- **Goal**
Write out the material exactly, leaving every picture behind.
═════ Exercise material ═════
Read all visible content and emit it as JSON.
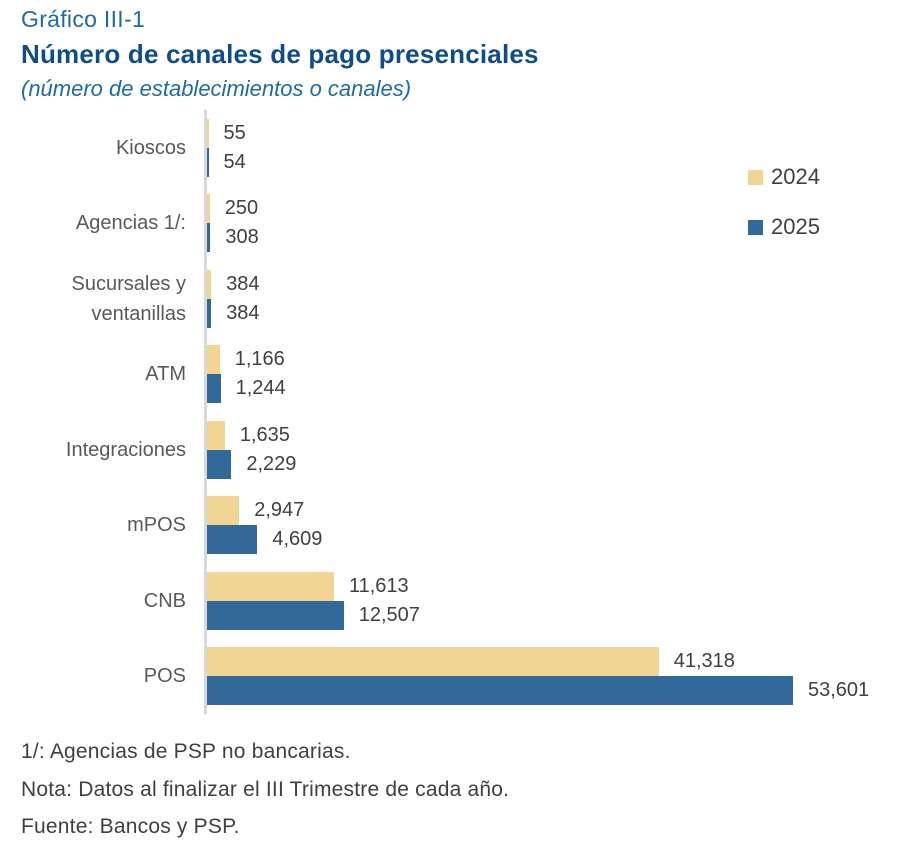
{
  "header": {
    "label": "Gráfico III-1",
    "title": "Número de canales de pago presenciales",
    "subtitle": "(número de establecimientos o canales)"
  },
  "legend": [
    {
      "label": "2024",
      "color": "#f2d592"
    },
    {
      "label": "2025",
      "color": "#31699b"
    }
  ],
  "chart_data": {
    "type": "bar",
    "orientation": "horizontal",
    "title": "Número de canales de pago presenciales",
    "subtitle": "(número de establecimientos o canales)",
    "xlabel": "",
    "ylabel": "",
    "xlim": [
      0,
      54500
    ],
    "grid": false,
    "legend_position": "top-right",
    "categories": [
      "Kioscos",
      "Agencias 1/:",
      "Sucursales y ventanillas",
      "ATM",
      "Integraciones",
      "mPOS",
      "CNB",
      "POS"
    ],
    "series": [
      {
        "name": "2024",
        "color": "#f2d592",
        "values": [
          55,
          250,
          384,
          1166,
          1635,
          2947,
          11613,
          41318
        ],
        "labels": [
          "55",
          "250",
          "384",
          "1,166",
          "1,635",
          "2,947",
          "11,613",
          "41,318"
        ]
      },
      {
        "name": "2025",
        "color": "#31699b",
        "values": [
          54,
          308,
          384,
          1244,
          2229,
          4609,
          12507,
          53601
        ],
        "labels": [
          "54",
          "308",
          "384",
          "1,244",
          "2,229",
          "4,609",
          "12,507",
          "53,601"
        ]
      }
    ]
  },
  "footnotes": [
    "1/: Agencias de PSP no bancarias.",
    "Nota: Datos al finalizar el III Trimestre de cada año.",
    "Fuente: Bancos y PSP."
  ],
  "colors": {
    "title_accent": "#0e4d8a",
    "subtitle_accent": "#1c6ba8",
    "axis_line": "#d9d9d9",
    "category_text": "#595959",
    "value_text": "#404040"
  }
}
═════
- **Solution for this exercise**
Read all visible content and emit it as JSON.
{
  "header": {
    "label": "Gráfico III-1",
    "title": "Número de canales de pago presenciales",
    "subtitle": "(número de establecimientos o canales)"
  },
  "legend": [
    {
      "label": "2024",
      "color": "#f2d592"
    },
    {
      "label": "2025",
      "color": "#31699b"
    }
  ],
  "chart_data": {
    "type": "bar",
    "orientation": "horizontal",
    "title": "Número de canales de pago presenciales",
    "subtitle": "(número de establecimientos o canales)",
    "xlabel": "",
    "ylabel": "",
    "xlim": [
      0,
      54500
    ],
    "grid": false,
    "legend_position": "top-right",
    "categories": [
      "Kioscos",
      "Agencias 1/:",
      "Sucursales y ventanillas",
      "ATM",
      "Integraciones",
      "mPOS",
      "CNB",
      "POS"
    ],
    "series": [
      {
        "name": "2024",
        "color": "#f2d592",
        "values": [
          55,
          250,
          384,
          1166,
          1635,
          2947,
          11613,
          41318
        ],
        "labels": [
          "55",
          "250",
          "384",
          "1,166",
          "1,635",
          "2,947",
          "11,613",
          "41,318"
        ]
      },
      {
        "name": "2025",
        "color": "#31699b",
        "values": [
          54,
          308,
          384,
          1244,
          2229,
          4609,
          12507,
          53601
        ],
        "labels": [
          "54",
          "308",
          "384",
          "1,244",
          "2,229",
          "4,609",
          "12,507",
          "53,601"
        ]
      }
    ]
  },
  "footnotes": [
    "1/: Agencias de PSP no bancarias.",
    "Nota: Datos al finalizar el III Trimestre de cada año.",
    "Fuente: Bancos y PSP."
  ],
  "colors": {
    "title_accent": "#0e4d8a",
    "subtitle_accent": "#1c6ba8",
    "axis_line": "#d9d9d9",
    "category_text": "#595959",
    "value_text": "#404040"
  }
}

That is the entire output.